• _Text section_:

--- START ---

As much as I love distribution debates, I have been really trying to just let it happen and not get drawn in. I think I did a pretty good job too! ... Well, as of 5 minutes ago.

How can anyone really take a distribution that does not support its own packages for any reasonable amount of time seriously as a cluster solution? Discounting the simple to fix openssh type bugs, what happens when the core OS has a vulnerability or major bug? None of the options seem acceptable to me:

   1. let it go and don't fix
2. create the fix ourselves from either a supported src.rpm from a different distro
   3. back-port the fix myself
   3. merge a binary fix from a newer OS revision
   4. hope that someone else will do #2 or #3 and share their work
   5. upgrade the entire cluster several times during its lifetime

Maybe single (or very low count user systems) can find this model reasonable, but for any multiuser system (especially not at an *.edu) it is unreasonable. A break-in on a system being maintained like this can get people fired for very bad decisions and weak sysadmin practices. About the only saving excuse is "the postdoc or scientist did it!".

Regarding hardware support, John you hit the nail on the head. Much easier to update the kernel or modules then support a non-upstream- supported version of glibc (or other core library). Also when purchasing a cluster from a hardware integrator, we always add a comment about the system must be compatible with a default install of the distribution that we plan on using (with needed exclusions specified).

--- END ---

• _Record set_:
--- START ---

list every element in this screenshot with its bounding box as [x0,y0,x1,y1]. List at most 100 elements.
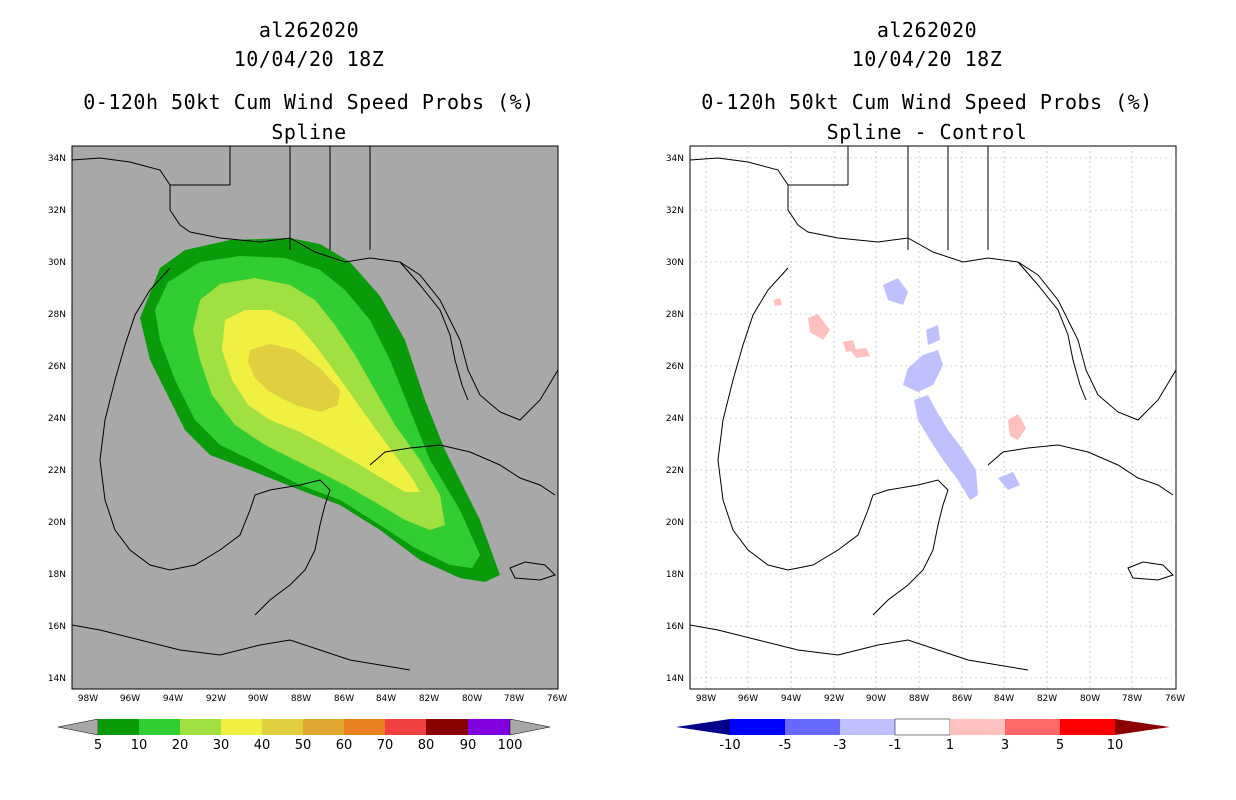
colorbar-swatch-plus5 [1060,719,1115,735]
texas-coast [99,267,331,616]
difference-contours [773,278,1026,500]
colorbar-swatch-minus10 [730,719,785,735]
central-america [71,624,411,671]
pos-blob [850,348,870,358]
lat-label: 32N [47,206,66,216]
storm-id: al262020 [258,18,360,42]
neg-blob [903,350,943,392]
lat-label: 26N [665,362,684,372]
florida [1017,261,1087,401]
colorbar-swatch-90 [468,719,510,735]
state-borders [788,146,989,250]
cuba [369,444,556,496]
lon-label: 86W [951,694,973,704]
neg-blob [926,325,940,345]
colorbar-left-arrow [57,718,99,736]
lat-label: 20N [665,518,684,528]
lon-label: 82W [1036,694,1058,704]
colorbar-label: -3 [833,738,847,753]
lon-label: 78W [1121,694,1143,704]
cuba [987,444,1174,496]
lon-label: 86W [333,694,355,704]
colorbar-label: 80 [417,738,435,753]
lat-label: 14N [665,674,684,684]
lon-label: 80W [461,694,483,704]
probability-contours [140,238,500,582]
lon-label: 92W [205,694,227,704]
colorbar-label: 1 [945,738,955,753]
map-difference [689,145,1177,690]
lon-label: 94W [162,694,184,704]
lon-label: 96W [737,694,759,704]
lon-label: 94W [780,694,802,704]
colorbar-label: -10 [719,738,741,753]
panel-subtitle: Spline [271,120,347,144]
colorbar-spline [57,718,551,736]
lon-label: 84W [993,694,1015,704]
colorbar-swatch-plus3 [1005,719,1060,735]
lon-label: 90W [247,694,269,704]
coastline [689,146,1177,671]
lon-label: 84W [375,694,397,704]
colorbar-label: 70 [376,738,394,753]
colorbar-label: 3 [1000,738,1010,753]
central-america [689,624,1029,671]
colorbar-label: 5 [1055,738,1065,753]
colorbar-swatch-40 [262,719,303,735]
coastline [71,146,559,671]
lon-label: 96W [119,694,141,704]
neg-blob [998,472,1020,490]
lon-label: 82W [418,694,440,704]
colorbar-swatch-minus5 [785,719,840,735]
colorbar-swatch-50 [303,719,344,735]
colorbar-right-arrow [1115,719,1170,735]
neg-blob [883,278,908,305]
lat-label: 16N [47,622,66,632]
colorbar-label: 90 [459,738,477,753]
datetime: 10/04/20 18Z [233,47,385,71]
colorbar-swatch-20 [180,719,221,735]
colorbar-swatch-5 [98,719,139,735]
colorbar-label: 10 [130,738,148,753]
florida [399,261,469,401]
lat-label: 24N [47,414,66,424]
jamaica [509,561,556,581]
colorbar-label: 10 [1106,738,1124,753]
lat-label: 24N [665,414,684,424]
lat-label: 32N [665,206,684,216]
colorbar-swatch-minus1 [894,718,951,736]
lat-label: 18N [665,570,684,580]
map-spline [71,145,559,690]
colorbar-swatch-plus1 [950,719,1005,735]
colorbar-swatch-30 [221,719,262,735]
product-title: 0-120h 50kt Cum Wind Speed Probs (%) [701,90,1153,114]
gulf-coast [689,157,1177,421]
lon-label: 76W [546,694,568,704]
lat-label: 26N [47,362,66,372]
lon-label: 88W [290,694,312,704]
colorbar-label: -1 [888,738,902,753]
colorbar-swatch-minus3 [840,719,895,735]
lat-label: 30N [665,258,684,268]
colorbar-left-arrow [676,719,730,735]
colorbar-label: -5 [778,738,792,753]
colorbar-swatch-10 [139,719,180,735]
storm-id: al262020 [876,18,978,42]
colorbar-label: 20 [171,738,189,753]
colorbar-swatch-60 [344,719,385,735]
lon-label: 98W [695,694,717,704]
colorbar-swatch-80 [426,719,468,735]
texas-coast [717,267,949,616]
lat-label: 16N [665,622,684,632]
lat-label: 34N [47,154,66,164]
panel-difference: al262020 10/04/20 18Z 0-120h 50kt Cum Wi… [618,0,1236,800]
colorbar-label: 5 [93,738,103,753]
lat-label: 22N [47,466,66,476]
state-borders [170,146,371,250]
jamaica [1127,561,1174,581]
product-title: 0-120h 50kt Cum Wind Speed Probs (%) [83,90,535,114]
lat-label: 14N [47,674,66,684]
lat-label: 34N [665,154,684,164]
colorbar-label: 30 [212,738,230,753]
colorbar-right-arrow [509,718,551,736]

--- END ---

• _Problem set_:
[1] Return the section of the cluster distribution passage starting with "Regarding hardware support, John" and going on through "needed exclusions specified).", copied word for word.
[2] Extend the passage on distribution support for clusters, picking up after its final sentence.

• _Responses for each task_:
[1]
Regarding hardware support, John you hit the nail on the head. Much easier to update the kernel or modules then support a non-upstream- supported version of glibc (or other core library). Also when purchasing a cluster from a hardware integrator, we always add a comment about the system must be compatible with a default install of the distribution that we plan on using (with needed exclusions specified).

[2]
Tracking Fedora releases is masochistic both for IHV/ISV's as well as the administrators who care about security and stability.

Greg



On Apr 16, 2007, at 1:05 AM, John Hearns wrote:

Robert G. Brown wrote:
On Sun, 15 Apr 2007, John Hearns wrote:
And re. the future version of Scientific Linux, there has been debate on the list re. co-operating with CENTos and essentially using CENTos

IMO, most cluster builders will find it more advantageous to track the FC releases instead of using RHEL or Centos or things derived therefrom.
Hardware support is key, and Centos can get long in the tooth pretty
quickly in a cluster environment with any sort of annual turnover.
Bob,
   at long last I can take issue with you.
I don't agree re. Fedora. We as cluster builders have to support machines for at least three years, and are commonly requested to extend support. I don't see how we can support a distribution which has a 'live' lifetime of six months (not sure how long updates are for after that). After three years the distro is far, far out of date.


Your point re. hardware support of course is correct, and refutes my argument above. We deal with this by backporting up-to-date kernels and drivers, (and other packages such as dhcp server to RH 7.3 recently!)


If you reply that 'rolling updates' a la Debian would be possible, that would be OK if well engineered (*) on academic sites. But on commercial and secure Government sites machines are very often operated on an isolated LAN, and stability (read 'don't change things unnecessarily') is a key requirement there too.



(*) Ha. Well engineered?
Take the recent SuSE update which killed system logging on one of our clusters. SuSE update RPM for syslog-ng now requires that the syslog-ng.conf file is present (not present on the default install).
Yast quietly updates the RPM during the night last November.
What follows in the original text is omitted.